--- begin DATASET EXTRACT ---
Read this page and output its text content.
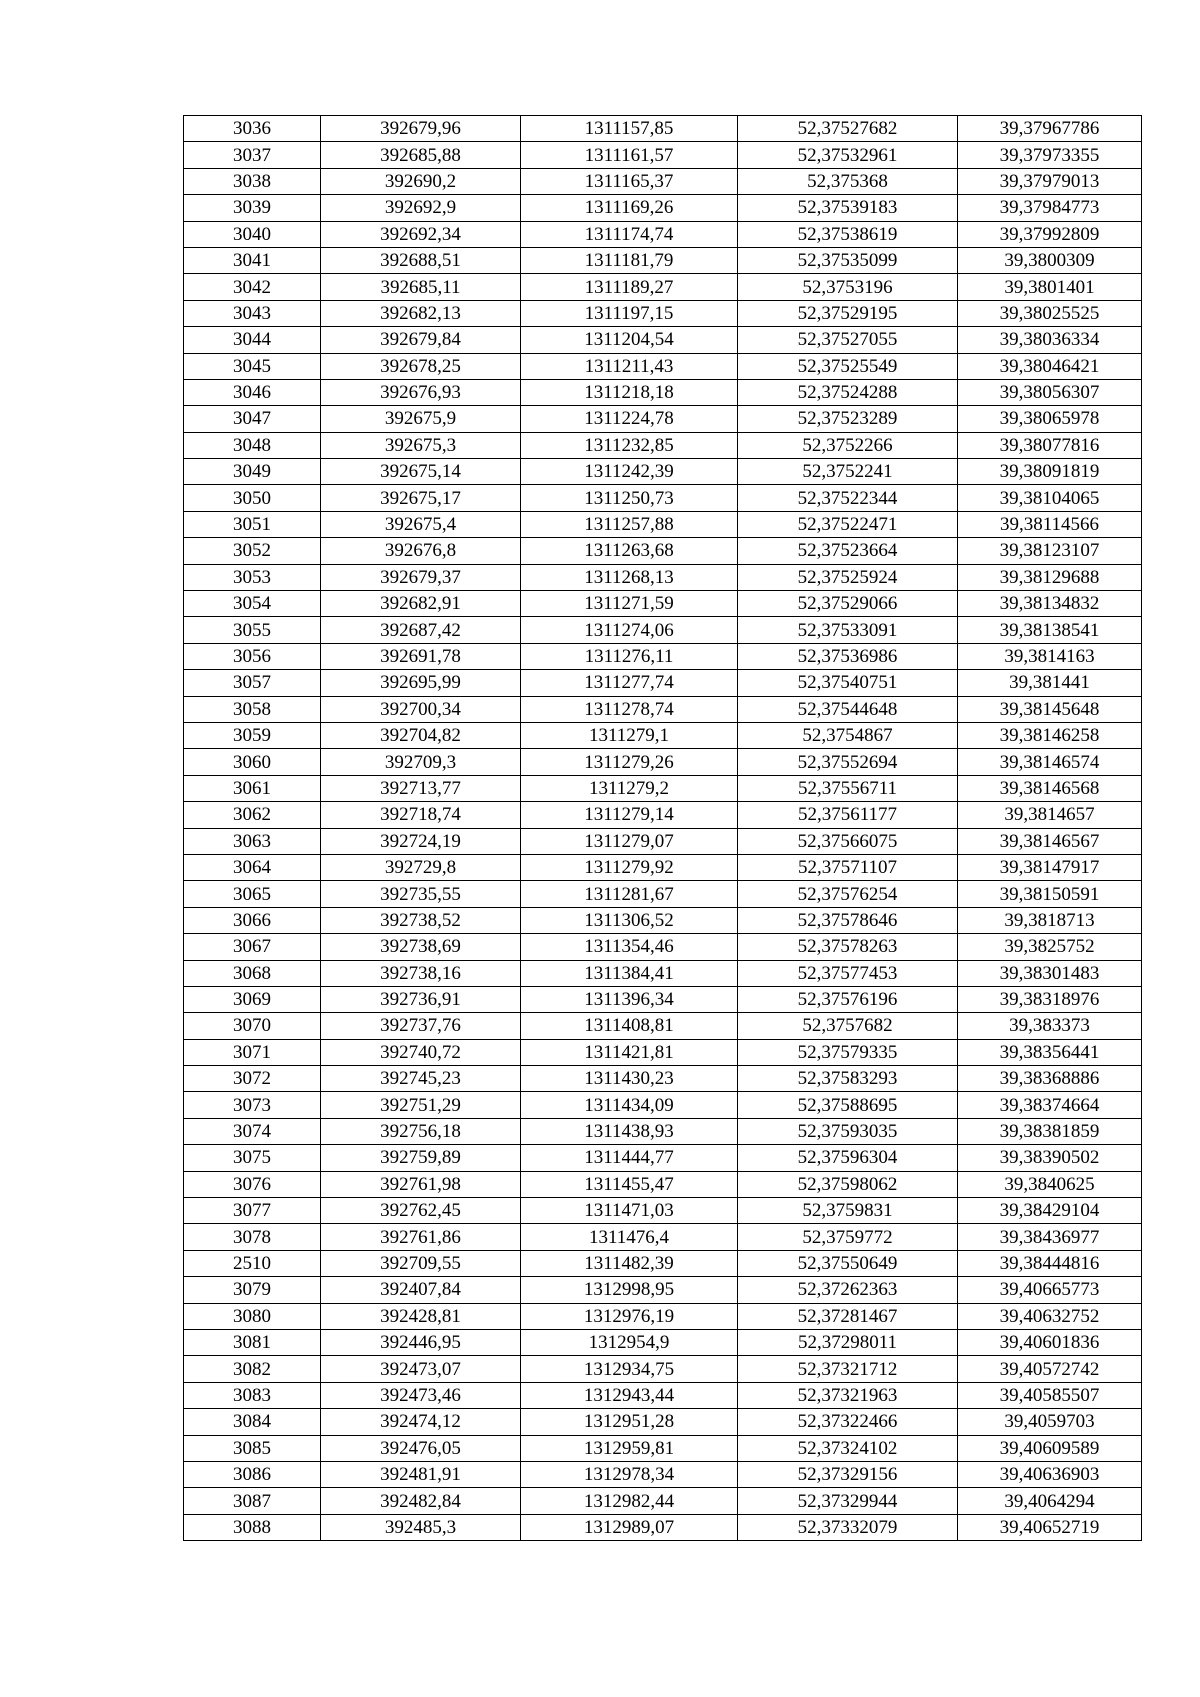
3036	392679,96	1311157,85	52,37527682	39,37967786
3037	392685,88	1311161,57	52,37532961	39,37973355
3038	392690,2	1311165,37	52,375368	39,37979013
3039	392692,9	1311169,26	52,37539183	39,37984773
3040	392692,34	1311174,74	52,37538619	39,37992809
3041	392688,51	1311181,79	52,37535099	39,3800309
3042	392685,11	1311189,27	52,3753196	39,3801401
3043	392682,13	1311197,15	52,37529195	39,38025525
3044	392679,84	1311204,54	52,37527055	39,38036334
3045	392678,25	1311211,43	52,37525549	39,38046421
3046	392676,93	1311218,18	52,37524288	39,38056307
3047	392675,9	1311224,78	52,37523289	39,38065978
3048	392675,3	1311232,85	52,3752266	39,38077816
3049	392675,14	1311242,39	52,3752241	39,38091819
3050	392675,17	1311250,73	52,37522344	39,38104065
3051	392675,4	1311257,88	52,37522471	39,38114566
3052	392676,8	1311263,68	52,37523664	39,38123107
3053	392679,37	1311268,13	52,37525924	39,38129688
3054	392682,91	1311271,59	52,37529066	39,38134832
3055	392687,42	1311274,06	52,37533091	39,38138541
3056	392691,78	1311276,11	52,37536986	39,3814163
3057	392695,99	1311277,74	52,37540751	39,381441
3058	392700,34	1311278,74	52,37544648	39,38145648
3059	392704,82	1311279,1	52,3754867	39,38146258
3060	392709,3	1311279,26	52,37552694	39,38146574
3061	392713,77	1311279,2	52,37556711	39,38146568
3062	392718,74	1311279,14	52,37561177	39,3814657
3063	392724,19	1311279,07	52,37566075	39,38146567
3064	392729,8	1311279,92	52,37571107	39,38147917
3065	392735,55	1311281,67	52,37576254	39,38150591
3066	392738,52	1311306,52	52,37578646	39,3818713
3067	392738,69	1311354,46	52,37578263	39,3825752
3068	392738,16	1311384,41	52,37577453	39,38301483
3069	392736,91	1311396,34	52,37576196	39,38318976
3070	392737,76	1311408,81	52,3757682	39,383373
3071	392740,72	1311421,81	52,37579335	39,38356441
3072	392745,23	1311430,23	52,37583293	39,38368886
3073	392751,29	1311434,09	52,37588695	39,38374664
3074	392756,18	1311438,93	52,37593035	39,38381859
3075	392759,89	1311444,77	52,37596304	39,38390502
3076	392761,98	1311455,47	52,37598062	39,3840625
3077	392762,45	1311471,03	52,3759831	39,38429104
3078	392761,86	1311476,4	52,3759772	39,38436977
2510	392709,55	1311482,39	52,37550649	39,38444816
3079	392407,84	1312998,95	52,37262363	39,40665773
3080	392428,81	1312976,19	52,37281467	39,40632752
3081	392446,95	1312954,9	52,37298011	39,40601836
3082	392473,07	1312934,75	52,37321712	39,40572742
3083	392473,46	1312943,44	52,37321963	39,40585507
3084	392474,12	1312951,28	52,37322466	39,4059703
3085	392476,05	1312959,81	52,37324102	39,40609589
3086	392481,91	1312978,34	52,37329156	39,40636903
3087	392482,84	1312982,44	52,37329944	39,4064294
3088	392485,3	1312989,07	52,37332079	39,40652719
--- end DATASET EXTRACT ---
DESCRIPTION OF THE TASK » Reproduce each entry verbatim, excluding any embedded images.

WORKED ANSWER »
Read this page and output its text content.
3036	392679,96	1311157,85	52,37527682	39,37967786
3037	392685,88	1311161,57	52,37532961	39,37973355
3038	392690,2	1311165,37	52,375368	39,37979013
3039	392692,9	1311169,26	52,37539183	39,37984773
3040	392692,34	1311174,74	52,37538619	39,37992809
3041	392688,51	1311181,79	52,37535099	39,3800309
3042	392685,11	1311189,27	52,3753196	39,3801401
3043	392682,13	1311197,15	52,37529195	39,38025525
3044	392679,84	1311204,54	52,37527055	39,38036334
3045	392678,25	1311211,43	52,37525549	39,38046421
3046	392676,93	1311218,18	52,37524288	39,38056307
3047	392675,9	1311224,78	52,37523289	39,38065978
3048	392675,3	1311232,85	52,3752266	39,38077816
3049	392675,14	1311242,39	52,3752241	39,38091819
3050	392675,17	1311250,73	52,37522344	39,38104065
3051	392675,4	1311257,88	52,37522471	39,38114566
3052	392676,8	1311263,68	52,37523664	39,38123107
3053	392679,37	1311268,13	52,37525924	39,38129688
3054	392682,91	1311271,59	52,37529066	39,38134832
3055	392687,42	1311274,06	52,37533091	39,38138541
3056	392691,78	1311276,11	52,37536986	39,3814163
3057	392695,99	1311277,74	52,37540751	39,381441
3058	392700,34	1311278,74	52,37544648	39,38145648
3059	392704,82	1311279,1	52,3754867	39,38146258
3060	392709,3	1311279,26	52,37552694	39,38146574
3061	392713,77	1311279,2	52,37556711	39,38146568
3062	392718,74	1311279,14	52,37561177	39,3814657
3063	392724,19	1311279,07	52,37566075	39,38146567
3064	392729,8	1311279,92	52,37571107	39,38147917
3065	392735,55	1311281,67	52,37576254	39,38150591
3066	392738,52	1311306,52	52,37578646	39,3818713
3067	392738,69	1311354,46	52,37578263	39,3825752
3068	392738,16	1311384,41	52,37577453	39,38301483
3069	392736,91	1311396,34	52,37576196	39,38318976
3070	392737,76	1311408,81	52,3757682	39,383373
3071	392740,72	1311421,81	52,37579335	39,38356441
3072	392745,23	1311430,23	52,37583293	39,38368886
3073	392751,29	1311434,09	52,37588695	39,38374664
3074	392756,18	1311438,93	52,37593035	39,38381859
3075	392759,89	1311444,77	52,37596304	39,38390502
3076	392761,98	1311455,47	52,37598062	39,3840625
3077	392762,45	1311471,03	52,3759831	39,38429104
3078	392761,86	1311476,4	52,3759772	39,38436977
2510	392709,55	1311482,39	52,37550649	39,38444816
3079	392407,84	1312998,95	52,37262363	39,40665773
3080	392428,81	1312976,19	52,37281467	39,40632752
3081	392446,95	1312954,9	52,37298011	39,40601836
3082	392473,07	1312934,75	52,37321712	39,40572742
3083	392473,46	1312943,44	52,37321963	39,40585507
3084	392474,12	1312951,28	52,37322466	39,4059703
3085	392476,05	1312959,81	52,37324102	39,40609589
3086	392481,91	1312978,34	52,37329156	39,40636903
3087	392482,84	1312982,44	52,37329944	39,4064294
3088	392485,3	1312989,07	52,37332079	39,40652719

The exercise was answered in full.